(Görev amacı):
Soyadı dayatmasıyla ilgili haberden şu bilgileri verin:
(a) EŞİK kısaltması hangi kuruluşun adıdır?
(b) Açıklamaya göre hangi bakanlık bu uygulamaya son verebilecekken hareketsiz kalıyor?
(c) Açıklamada, nüfus müdürlüklerinin nasıl işlem yapacağının neyle belirlenebileceği söyleniyor?

(Verilen metin):
▼▼▼

EŞİK’ten soyadı dayatmasına karşı bir adım daha
EŞİK, kadınların evlendikten sonra kendi soyadını kullanma hakkının engellenmeye çalışılmasını TİHEK ve Kamu Denetçiliği’ne taşıdı.
Haber Merkezi- Eşitlik için Kadın Platformu (EŞİK), kadınlara soyadı dayatmasına son verilmesi için Türkiye İnsan Hakları ve Eşitlik Kurumu’na ve Kamu Denetçiliği Kurumu’na başvurdu.
Başvuruyla ilgili olarak yapılan yazılı açıklamada hukuksuzluğun dayatmayla devam ettiğine dikkat çekilerek “İçişleri Bakanlığı soyadı konusundaki cinsiyetçi ve eşitliğe aykırı uygulamaya derhal son verebilecekken, hatta Anayasa ve Anayasa Mahkemesi’nin ilgili kararı nedeniyle bunu derhal yapması gerekirken ölü taklidi yapmayı tercih ediyor! Bakanlık hareketsiz kalarak kadınlara karşı bu hukuksuz dayatmanın devam etmesine neden oluyor. Oysa uygulamayı düzenlemek üzere, Anayasa’ya ve uluslararası sözleşmelere uygun basit bir genelge ile nüfus müdürlüklerinin nasıl işlem yapacağı belirlenebilir. Yeni bir yasa çıkartılmasının beklenmesine gerek yok. Çünkü yasal bir sınırlama yoksa, kural özgürlüktür. Kamu görevlileri iptal edilen madde hala yürürlükteymiş gibi davranmakta ısrar ettiği için, EŞİK gönüllüsü kadınlar, kadınlara yönelik soyadı dayatmasını Türkiye İnsan Hakları ve Eşitlik Kurumu’na (TİHEK) ve TBMM Kamu Denetçiliği Kurumu’na taşıdı” denildi.

▲▲▲

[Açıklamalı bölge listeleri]
▼▼▼

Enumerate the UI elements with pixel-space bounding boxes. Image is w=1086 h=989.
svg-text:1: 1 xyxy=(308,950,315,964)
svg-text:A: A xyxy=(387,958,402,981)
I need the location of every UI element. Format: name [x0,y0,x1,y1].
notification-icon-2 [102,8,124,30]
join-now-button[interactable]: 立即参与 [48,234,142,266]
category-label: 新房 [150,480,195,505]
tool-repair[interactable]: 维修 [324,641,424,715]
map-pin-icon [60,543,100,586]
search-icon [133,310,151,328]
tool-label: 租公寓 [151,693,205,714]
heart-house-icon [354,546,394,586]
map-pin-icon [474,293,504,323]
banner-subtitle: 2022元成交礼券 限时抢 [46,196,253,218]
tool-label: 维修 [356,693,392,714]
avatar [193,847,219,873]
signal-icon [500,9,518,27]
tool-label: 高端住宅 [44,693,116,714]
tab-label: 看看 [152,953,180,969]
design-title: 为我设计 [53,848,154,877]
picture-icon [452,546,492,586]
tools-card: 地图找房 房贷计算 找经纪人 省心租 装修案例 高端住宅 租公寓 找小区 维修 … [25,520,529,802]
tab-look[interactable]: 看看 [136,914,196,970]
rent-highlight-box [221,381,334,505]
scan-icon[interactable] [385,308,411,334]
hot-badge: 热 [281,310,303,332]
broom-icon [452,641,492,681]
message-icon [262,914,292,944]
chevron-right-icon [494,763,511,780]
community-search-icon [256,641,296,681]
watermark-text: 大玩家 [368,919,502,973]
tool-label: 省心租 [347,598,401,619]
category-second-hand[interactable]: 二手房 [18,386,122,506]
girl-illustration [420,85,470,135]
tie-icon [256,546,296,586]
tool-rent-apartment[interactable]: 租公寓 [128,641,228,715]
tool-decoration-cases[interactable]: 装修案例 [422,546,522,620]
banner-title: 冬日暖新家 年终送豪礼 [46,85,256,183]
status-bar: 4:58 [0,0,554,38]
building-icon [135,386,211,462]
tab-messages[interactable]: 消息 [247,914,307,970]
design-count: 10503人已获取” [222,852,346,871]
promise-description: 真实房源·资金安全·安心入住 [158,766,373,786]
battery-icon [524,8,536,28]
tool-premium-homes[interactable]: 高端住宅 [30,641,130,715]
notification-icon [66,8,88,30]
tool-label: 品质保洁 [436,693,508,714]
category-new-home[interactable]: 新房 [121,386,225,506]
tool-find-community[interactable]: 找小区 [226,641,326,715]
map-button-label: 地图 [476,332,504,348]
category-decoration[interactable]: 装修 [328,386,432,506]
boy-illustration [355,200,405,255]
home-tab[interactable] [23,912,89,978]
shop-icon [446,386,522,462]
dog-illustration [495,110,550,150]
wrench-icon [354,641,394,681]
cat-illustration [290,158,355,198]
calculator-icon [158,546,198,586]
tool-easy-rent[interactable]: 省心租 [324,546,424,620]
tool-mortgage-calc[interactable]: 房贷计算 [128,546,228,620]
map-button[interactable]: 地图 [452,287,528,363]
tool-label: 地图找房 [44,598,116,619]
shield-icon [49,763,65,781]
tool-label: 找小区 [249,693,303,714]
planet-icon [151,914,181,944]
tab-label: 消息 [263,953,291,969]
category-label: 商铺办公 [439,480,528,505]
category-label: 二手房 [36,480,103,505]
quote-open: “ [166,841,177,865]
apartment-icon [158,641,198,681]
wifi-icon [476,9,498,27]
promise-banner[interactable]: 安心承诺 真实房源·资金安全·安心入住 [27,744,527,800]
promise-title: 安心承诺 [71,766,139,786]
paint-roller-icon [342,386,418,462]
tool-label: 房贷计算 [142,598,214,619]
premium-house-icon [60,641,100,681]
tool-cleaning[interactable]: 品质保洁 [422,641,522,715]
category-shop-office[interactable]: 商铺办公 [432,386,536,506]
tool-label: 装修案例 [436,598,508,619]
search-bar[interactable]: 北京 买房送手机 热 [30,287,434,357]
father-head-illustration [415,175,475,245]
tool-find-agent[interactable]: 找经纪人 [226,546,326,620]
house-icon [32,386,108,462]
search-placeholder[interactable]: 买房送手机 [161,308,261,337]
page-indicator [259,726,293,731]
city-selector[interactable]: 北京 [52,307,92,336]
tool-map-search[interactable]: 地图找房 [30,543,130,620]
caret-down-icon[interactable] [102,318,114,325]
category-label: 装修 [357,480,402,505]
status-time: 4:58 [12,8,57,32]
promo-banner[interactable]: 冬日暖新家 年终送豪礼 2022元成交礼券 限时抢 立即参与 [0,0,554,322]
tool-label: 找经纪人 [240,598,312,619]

▲▲▲

(Beklenen yanıt):
(a) Eşitlik için Kadın Platformu.
(b) İçişleri Bakanlığı.
(c) Anayasa'ya ve uluslararası sözleşmelere uygun basit bir genelge ile.